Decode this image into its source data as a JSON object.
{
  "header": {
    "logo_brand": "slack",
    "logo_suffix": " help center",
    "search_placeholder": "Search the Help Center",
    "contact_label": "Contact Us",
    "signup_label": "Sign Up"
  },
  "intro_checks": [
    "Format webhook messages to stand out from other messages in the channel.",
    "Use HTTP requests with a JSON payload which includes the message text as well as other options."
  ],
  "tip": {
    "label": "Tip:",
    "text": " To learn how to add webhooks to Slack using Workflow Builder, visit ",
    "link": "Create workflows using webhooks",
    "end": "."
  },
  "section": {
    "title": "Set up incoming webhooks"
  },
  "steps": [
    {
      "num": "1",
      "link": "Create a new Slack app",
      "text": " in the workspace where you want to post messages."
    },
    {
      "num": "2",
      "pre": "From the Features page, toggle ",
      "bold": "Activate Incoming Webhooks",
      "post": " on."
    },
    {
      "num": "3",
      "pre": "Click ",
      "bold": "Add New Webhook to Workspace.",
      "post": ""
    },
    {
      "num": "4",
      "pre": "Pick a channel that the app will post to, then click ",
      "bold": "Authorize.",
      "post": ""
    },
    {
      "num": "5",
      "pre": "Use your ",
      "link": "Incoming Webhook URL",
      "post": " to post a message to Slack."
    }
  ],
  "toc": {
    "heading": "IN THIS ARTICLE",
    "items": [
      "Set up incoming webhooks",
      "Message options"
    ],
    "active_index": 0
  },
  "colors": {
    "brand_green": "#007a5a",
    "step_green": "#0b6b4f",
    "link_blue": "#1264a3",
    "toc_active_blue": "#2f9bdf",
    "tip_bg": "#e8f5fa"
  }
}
=-=-=-=-=
What you have to do. Find the word "text" in the material, then list each line that holds it.

Output for this exercise.
    "Use HTTP requests with a JSON payload which includes the message text as well as other options."
    "text": " To learn how to add webhooks to Slack using Workflow Builder, visit ",
      "text": " in the workspace where you want to post messages."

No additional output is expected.